-------- Records for processing --------

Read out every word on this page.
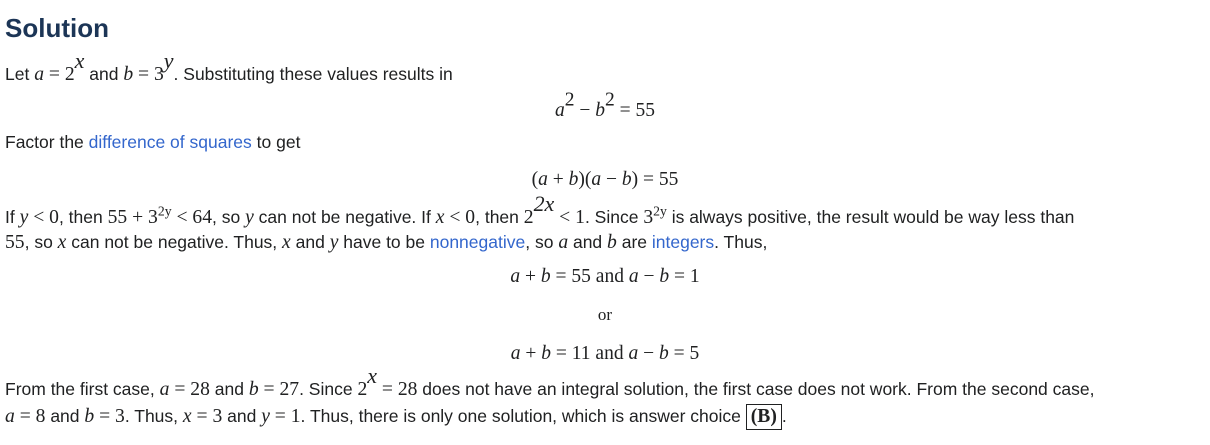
Solution
Let $a = 2^x$ and $b = 3^y$. Substituting these values results in
$a^2 - b^2 = 55$
Factor the difference of squares to get
(a + b)(a − b) = 55
If y < 0, then $55 + 3^{2y} < 64$, so y can not be negative. If x < 0, then $2^{2x} < 1$. Since $3^{2y}$ is always positive, the result would be way less than
55, so x can not be negative. Thus, x and y have to be nonnegative, so a and b are integers. Thus,
a + b = 55 and a − b = 1
or
a + b = 11 and a − b = 5
From the first case, a = 28 and b = 27. Since $2^x = 28$ does not have an integral solution, the first case does not work. From the second case,
a = 8 and b = 3. Thus, x = 3 and y = 1. Thus, there is only one solution, which is answer choice (B) .
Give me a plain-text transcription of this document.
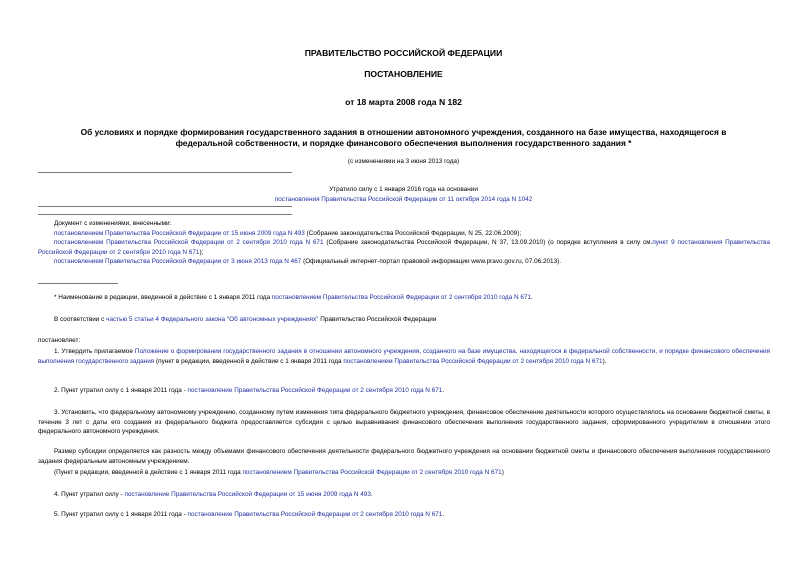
ПРАВИТЕЛЬСТВО РОССИЙСКОЙ ФЕДЕРАЦИИ
ПОСТАНОВЛЕНИЕ
от 18 марта 2008 года N 182
Об условиях и порядке формирования государственного задания в отношении автономного учреждения, созданного на базе имущества, находящегося в
федеральной собственности, и порядке финансового обеспечения выполнения государственного задания *
(с изменениями на 3 июня 2013 года)
Утратило силу с 1 января 2016 года на основании
постановления Правительства Российской Федерации от 11 октября 2014 года N 1042
Документ с изменениями, внесенными:
постановлением Правительства Российской Федерации от 15 июня 2009 года N 493 (Собрание законодательства Российской Федерации, N 25, 22.06.2009);
постановлением Правительства Российской Федерации от 2 сентября 2010 года N 671 (Собрание законодательства Российской Федерации, N 37, 13.09.2010) (о порядке вступления в силу см.пункт 9 постановления Правительства Российской Федерации от 2 сентября 2010 года N 671);
постановлением Правительства Российской Федерации от 3 июня 2013 года N 467 (Официальный интернет-портал правовой информации www.pravo.gov.ru, 07.06.2013).
* Наименование в редакции, введенной в действие с 1 января 2011 года постановлением Правительства Российской Федерации от 2 сентября 2010 года N 671.
В соответствии с частью 5 статьи 4 Федерального закона "Об автономных учреждениях" Правительство Российской Федерации
постановляет:
1. Утвердить прилагаемое Положение о формировании государственного задания в отношении автономного учреждения, созданного на базе имущества, находящегося в федеральной собственности, и порядке финансового обеспечения выполнения государственного задания (пункт в редакции, введенной в действие с 1 января 2011 года постановлением Правительства Российской Федерации от 2 сентября 2010 года N 671).
2. Пункт утратил силу с 1 января 2011 года - постановление Правительства Российской Федерации от 2 сентября 2010 года N 671.
3. Установить, что федеральному автономному учреждению, созданному путем изменения типа федерального бюджетного учреждения, финансовое обеспечение деятельности которого осуществлялось на основании бюджетной сметы, в течение 3 лет с даты его создания из федерального бюджета предоставляется субсидия с целью выравнивания финансового обеспечения выполнения государственного задания, сформированного учредителем в отношении этого федерального автономного учреждения.
Размер субсидии определяется как разность между объемами финансового обеспечения деятельности федерального бюджетного учреждения на основании бюджетной сметы и финансового обеспечения выполнения государственного задания федеральным автономным учреждением.
(Пункт в редакции, введенной в действие с 1 января 2011 года постановлением Правительства Российской Федерации от 2 сентября 2010 года N 671)
4. Пункт утратил силу - постановление Правительства Российской Федерации от 15 июня 2009 года N 493.
5. Пункт утратил силу с 1 января 2011 года - постановление Правительства Российской Федерации от 2 сентября 2010 года N 671.
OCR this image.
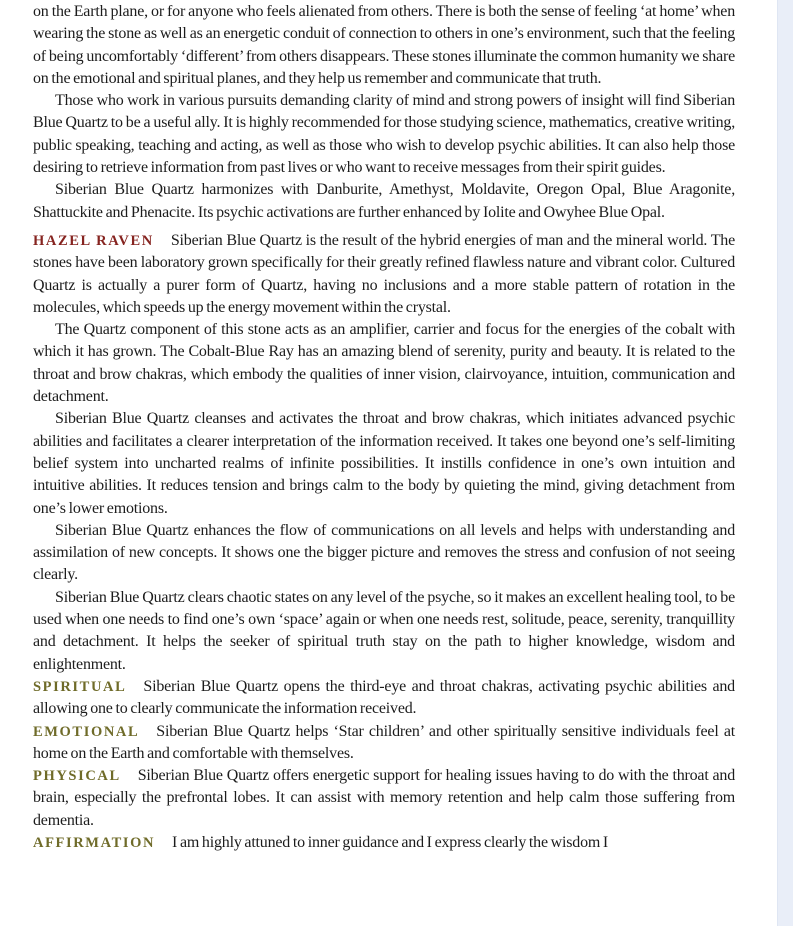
on the Earth plane, or for anyone who feels alienated from others. There is both the sense of feeling ‘at home’ when wearing the stone as well as an energetic conduit of connection to others in one’s environment, such that the feeling of being uncomfortably ‘different’ from others disappears. These stones illuminate the common humanity we share on the emotional and spiritual planes, and they help us remember and communicate that truth.

Those who work in various pursuits demanding clarity of mind and strong powers of insight will find Siberian Blue Quartz to be a useful ally. It is highly recommended for those studying science, mathematics, creative writing, public speaking, teaching and acting, as well as those who wish to develop psychic abilities. It can also help those desiring to retrieve information from past lives or who want to receive messages from their spirit guides.

Siberian Blue Quartz harmonizes with Danburite, Amethyst, Moldavite, Oregon Opal, Blue Aragonite, Shattuckite and Phenacite. Its psychic activations are further enhanced by Iolite and Owyhee Blue Opal.

HAZEL RAVEN Siberian Blue Quartz is the result of the hybrid energies of man and the mineral world. The stones have been laboratory grown specifically for their greatly refined flawless nature and vibrant color. Cultured Quartz is actually a purer form of Quartz, having no inclusions and a more stable pattern of rotation in the molecules, which speeds up the energy movement within the crystal.

The Quartz component of this stone acts as an amplifier, carrier and focus for the energies of the cobalt with which it has grown. The Cobalt-Blue Ray has an amazing blend of serenity, purity and beauty. It is related to the throat and brow chakras, which embody the qualities of inner vision, clairvoyance, intuition, communication and detachment.

Siberian Blue Quartz cleanses and activates the throat and brow chakras, which initiates advanced psychic abilities and facilitates a clearer interpretation of the information received. It takes one beyond one’s self-limiting belief system into uncharted realms of infinite possibilities. It instills confidence in one’s own intuition and intuitive abilities. It reduces tension and brings calm to the body by quieting the mind, giving detachment from one’s lower emotions.

Siberian Blue Quartz enhances the flow of communications on all levels and helps with understanding and assimilation of new concepts. It shows one the bigger picture and removes the stress and confusion of not seeing clearly.

Siberian Blue Quartz clears chaotic states on any level of the psyche, so it makes an excellent healing tool, to be used when one needs to find one’s own ‘space’ again or when one needs rest, solitude, peace, serenity, tranquillity and detachment. It helps the seeker of spiritual truth stay on the path to higher knowledge, wisdom and enlightenment.

SPIRITUAL Siberian Blue Quartz opens the third-eye and throat chakras, activating psychic abilities and allowing one to clearly communicate the information received.

EMOTIONAL Siberian Blue Quartz helps ‘Star children’ and other spiritually sensitive individuals feel at home on the Earth and comfortable with themselves.

PHYSICAL Siberian Blue Quartz offers energetic support for healing issues having to do with the throat and brain, especially the prefrontal lobes. It can assist with memory retention and help calm those suffering from dementia.

AFFIRMATION I am highly attuned to inner guidance and I express clearly the wisdom I
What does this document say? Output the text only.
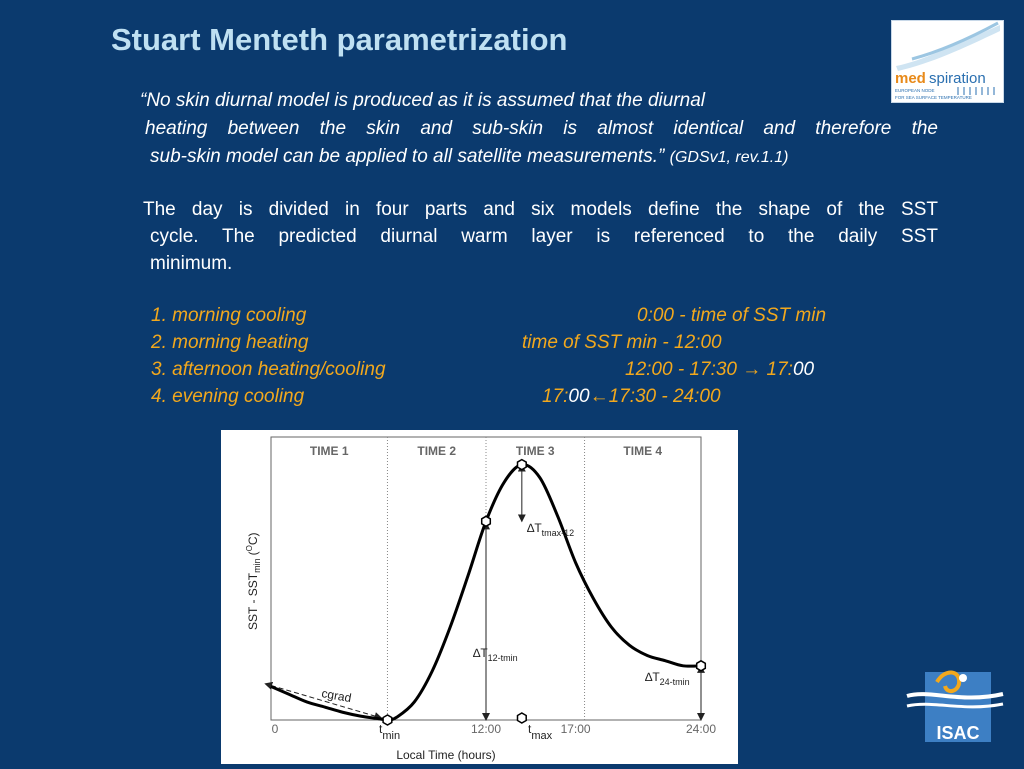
Stuart Menteth parametrization
med spiration
EUROPEAN NODE
FOR SEA SURFACE TEMPERATURE
“No skin diurnal model is produced as it is assumed that the diurnal
heating between the skin and sub-skin is almost identical and therefore the
sub-skin model can be applied to all satellite measurements.” (GDSv1, rev.1.1)
The day is divided in four parts and six models define the shape of the SST
cycle. The predicted diurnal warm layer is referenced to the daily SST
minimum.
1. morning cooling	0:00 - time of SST min
2. morning heating	time of SST min - 12:00
3. afternoon heating/cooling	12:00 - 17:30 → 17:00
4. evening cooling	17:00←17:30 - 24:00
TIME 1	TIME 2	TIME 3	TIME 4
0	12:00	17:00	24:00
Local Time (hours)
SST - $SST_{min}(^OC)$
tmin	tmax
cgrad
$\Delta T_{12-tmin}$
$\Delta T_{tmax-12}$
$\Delta T_{24-tmin}$
ISAC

--------

*Exercise brief:*
Print the listing above in full, exactly as written. Omit any pictures.

*Response to this exercise:*
Read out every word on this page.
Solution
Let $a = 2^x$ and $b = 3^y$. Substituting these values results in
$a^2 - b^2 = 55$
Factor the difference of squares to get
(a + b)(a − b) = 55
If y < 0, then $55 + 3^{2y} < 64$, so y can not be negative. If x < 0, then $2^{2x} < 1$. Since $3^{2y}$ is always positive, the result would be way less than
55, so x can not be negative. Thus, x and y have to be nonnegative, so a and b are integers. Thus,
a + b = 55 and a − b = 1
or
a + b = 11 and a − b = 5
From the first case, a = 28 and b = 27. Since $2^x = 28$ does not have an integral solution, the first case does not work. From the second case,
a = 8 and b = 3. Thus, x = 3 and y = 1. Thus, there is only one solution, which is answer choice (B) .
Give me a plain-text transcription of this document.
ПРАВИТЕЛЬСТВО РОССИЙСКОЙ ФЕДЕРАЦИИ
ПОСТАНОВЛЕНИЕ
от 18 марта 2008 года N 182
Об условиях и порядке формирования государственного задания в отношении автономного учреждения, созданного на базе имущества, находящегося в
федеральной собственности, и порядке финансового обеспечения выполнения государственного задания *
(с изменениями на 3 июня 2013 года)
Утратило силу с 1 января 2016 года на основании
постановления Правительства Российской Федерации от 11 октября 2014 года N 1042
Документ с изменениями, внесенными:
постановлением Правительства Российской Федерации от 15 июня 2009 года N 493 (Собрание законодательства Российской Федерации, N 25, 22.06.2009);
постановлением Правительства Российской Федерации от 2 сентября 2010 года N 671 (Собрание законодательства Российской Федерации, N 37, 13.09.2010) (о порядке вступления в силу см.пункт 9 постановления Правительства Российской Федерации от 2 сентября 2010 года N 671);
постановлением Правительства Российской Федерации от 3 июня 2013 года N 467 (Официальный интернет-портал правовой информации www.pravo.gov.ru, 07.06.2013).
* Наименование в редакции, введенной в действие с 1 января 2011 года постановлением Правительства Российской Федерации от 2 сентября 2010 года N 671.
В соответствии с частью 5 статьи 4 Федерального закона "Об автономных учреждениях" Правительство Российской Федерации
постановляет:
1. Утвердить прилагаемое Положение о формировании государственного задания в отношении автономного учреждения, созданного на базе имущества, находящегося в федеральной собственности, и порядке финансового обеспечения выполнения государственного задания (пункт в редакции, введенной в действие с 1 января 2011 года постановлением Правительства Российской Федерации от 2 сентября 2010 года N 671).
2. Пункт утратил силу с 1 января 2011 года - постановление Правительства Российской Федерации от 2 сентября 2010 года N 671.
3. Установить, что федеральному автономному учреждению, созданному путем изменения типа федерального бюджетного учреждения, финансовое обеспечение деятельности которого осуществлялось на основании бюджетной сметы, в течение 3 лет с даты его создания из федерального бюджета предоставляется субсидия с целью выравнивания финансового обеспечения выполнения государственного задания, сформированного учредителем в отношении этого федерального автономного учреждения.
Размер субсидии определяется как разность между объемами финансового обеспечения деятельности федерального бюджетного учреждения на основании бюджетной сметы и финансового обеспечения выполнения государственного задания федеральным автономным учреждением.
(Пункт в редакции, введенной в действие с 1 января 2011 года постановлением Правительства Российской Федерации от 2 сентября 2010 года N 671)
4. Пункт утратил силу - постановление Правительства Российской Федерации от 15 июня 2009 года N 493.
5. Пункт утратил силу с 1 января 2011 года - постановление Правительства Российской Федерации от 2 сентября 2010 года N 671.
OCR this image.
on the Earth plane, or for anyone who feels alienated from others. There is both the sense of feeling ‘at home’ when wearing the stone as well as an energetic conduit of connection to others in one’s environment, such that the feeling of being uncomfortably ‘different’ from others disappears. These stones illuminate the common humanity we share on the emotional and spiritual planes, and they help us remember and communicate that truth.

Those who work in various pursuits demanding clarity of mind and strong powers of insight will find Siberian Blue Quartz to be a useful ally. It is highly recommended for those studying science, mathematics, creative writing, public speaking, teaching and acting, as well as those who wish to develop psychic abilities. It can also help those desiring to retrieve information from past lives or who want to receive messages from their spirit guides.

Siberian Blue Quartz harmonizes with Danburite, Amethyst, Moldavite, Oregon Opal, Blue Aragonite, Shattuckite and Phenacite. Its psychic activations are further enhanced by Iolite and Owyhee Blue Opal.

HAZEL RAVEN Siberian Blue Quartz is the result of the hybrid energies of man and the mineral world. The stones have been laboratory grown specifically for their greatly refined flawless nature and vibrant color. Cultured Quartz is actually a purer form of Quartz, having no inclusions and a more stable pattern of rotation in the molecules, which speeds up the energy movement within the crystal.

The Quartz component of this stone acts as an amplifier, carrier and focus for the energies of the cobalt with which it has grown. The Cobalt-Blue Ray has an amazing blend of serenity, purity and beauty. It is related to the throat and brow chakras, which embody the qualities of inner vision, clairvoyance, intuition, communication and detachment.

Siberian Blue Quartz cleanses and activates the throat and brow chakras, which initiates advanced psychic abilities and facilitates a clearer interpretation of the information received. It takes one beyond one’s self-limiting belief system into uncharted realms of infinite possibilities. It instills confidence in one’s own intuition and intuitive abilities. It reduces tension and brings calm to the body by quieting the mind, giving detachment from one’s lower emotions.

Siberian Blue Quartz enhances the flow of communications on all levels and helps with understanding and assimilation of new concepts. It shows one the bigger picture and removes the stress and confusion of not seeing clearly.

Siberian Blue Quartz clears chaotic states on any level of the psyche, so it makes an excellent healing tool, to be used when one needs to find one’s own ‘space’ again or when one needs rest, solitude, peace, serenity, tranquillity and detachment. It helps the seeker of spiritual truth stay on the path to higher knowledge, wisdom and enlightenment.

SPIRITUAL Siberian Blue Quartz opens the third-eye and throat chakras, activating psychic abilities and allowing one to clearly communicate the information received.

EMOTIONAL Siberian Blue Quartz helps ‘Star children’ and other spiritually sensitive individuals feel at home on the Earth and comfortable with themselves.

PHYSICAL Siberian Blue Quartz offers energetic support for healing issues having to do with the throat and brain, especially the prefrontal lobes. It can assist with memory retention and help calm those suffering from dementia.

AFFIRMATION I am highly attuned to inner guidance and I express clearly the wisdom I
What does this document say? Output the text only.
Stuart Menteth parametrization
med spiration
EUROPEAN NODE
FOR SEA SURFACE TEMPERATURE
“No skin diurnal model is produced as it is assumed that the diurnal
heating between the skin and sub-skin is almost identical and therefore the
sub-skin model can be applied to all satellite measurements.” (GDSv1, rev.1.1)
The day is divided in four parts and six models define the shape of the SST
cycle. The predicted diurnal warm layer is referenced to the daily SST
minimum.
1. morning cooling	0:00 - time of SST min
2. morning heating	time of SST min - 12:00
3. afternoon heating/cooling	12:00 - 17:30 → 17:00
4. evening cooling	17:00←17:30 - 24:00
TIME 1	TIME 2	TIME 3	TIME 4
0	12:00	17:00	24:00
Local Time (hours)
SST - $SST_{min}(^OC)$
tmin	tmax
cgrad
$\Delta T_{12-tmin}$
$\Delta T_{tmax-12}$
$\Delta T_{24-tmin}$
ISAC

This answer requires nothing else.